• [WHAT IS ASKED]
Return every line below as is, leaving out the pictures.

• [RECORDS]
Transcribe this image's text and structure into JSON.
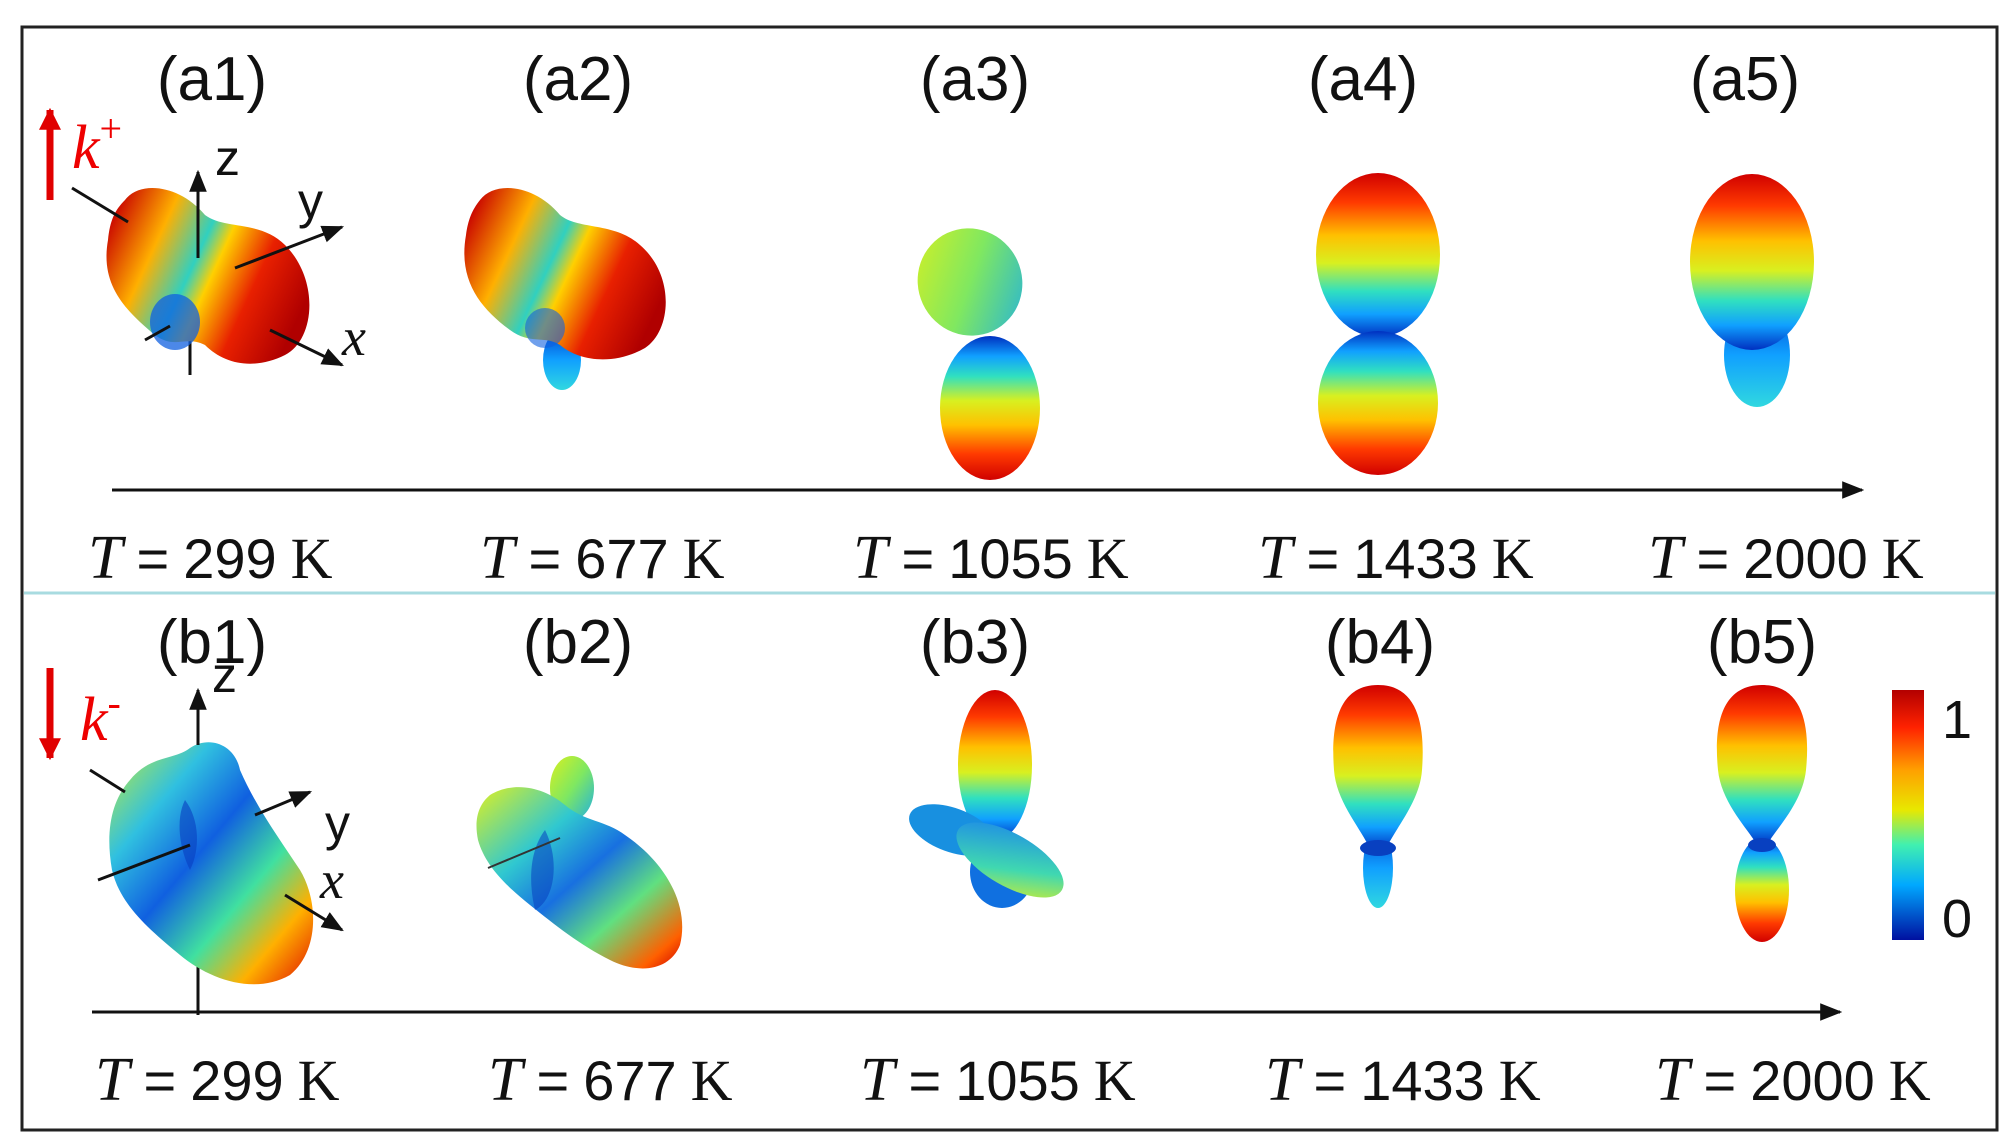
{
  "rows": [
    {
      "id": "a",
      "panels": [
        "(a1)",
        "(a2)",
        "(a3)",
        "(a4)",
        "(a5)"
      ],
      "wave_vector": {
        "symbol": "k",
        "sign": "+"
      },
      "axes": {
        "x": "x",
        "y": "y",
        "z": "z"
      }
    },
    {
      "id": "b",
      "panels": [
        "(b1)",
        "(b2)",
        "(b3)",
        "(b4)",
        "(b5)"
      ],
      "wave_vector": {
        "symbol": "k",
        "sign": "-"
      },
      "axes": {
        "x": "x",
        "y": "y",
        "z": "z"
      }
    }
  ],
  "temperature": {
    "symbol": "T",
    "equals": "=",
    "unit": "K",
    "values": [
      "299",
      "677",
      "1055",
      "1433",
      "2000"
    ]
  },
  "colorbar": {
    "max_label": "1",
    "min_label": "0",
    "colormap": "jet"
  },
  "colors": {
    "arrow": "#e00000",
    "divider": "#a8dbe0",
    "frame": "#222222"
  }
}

• [RESULT OF THIS TASK]
Transcribe this image's text and structure into JSON.
{
  "rows": [
    {
      "id": "a",
      "panels": [
        "(a1)",
        "(a2)",
        "(a3)",
        "(a4)",
        "(a5)"
      ],
      "wave_vector": {
        "symbol": "k",
        "sign": "+"
      },
      "axes": {
        "x": "x",
        "y": "y",
        "z": "z"
      }
    },
    {
      "id": "b",
      "panels": [
        "(b1)",
        "(b2)",
        "(b3)",
        "(b4)",
        "(b5)"
      ],
      "wave_vector": {
        "symbol": "k",
        "sign": "-"
      },
      "axes": {
        "x": "x",
        "y": "y",
        "z": "z"
      }
    }
  ],
  "temperature": {
    "symbol": "T",
    "equals": "=",
    "unit": "K",
    "values": [
      "299",
      "677",
      "1055",
      "1433",
      "2000"
    ]
  },
  "colorbar": {
    "max_label": "1",
    "min_label": "0",
    "colormap": "jet"
  },
  "colors": {
    "arrow": "#e00000",
    "divider": "#a8dbe0",
    "frame": "#222222"
  }
}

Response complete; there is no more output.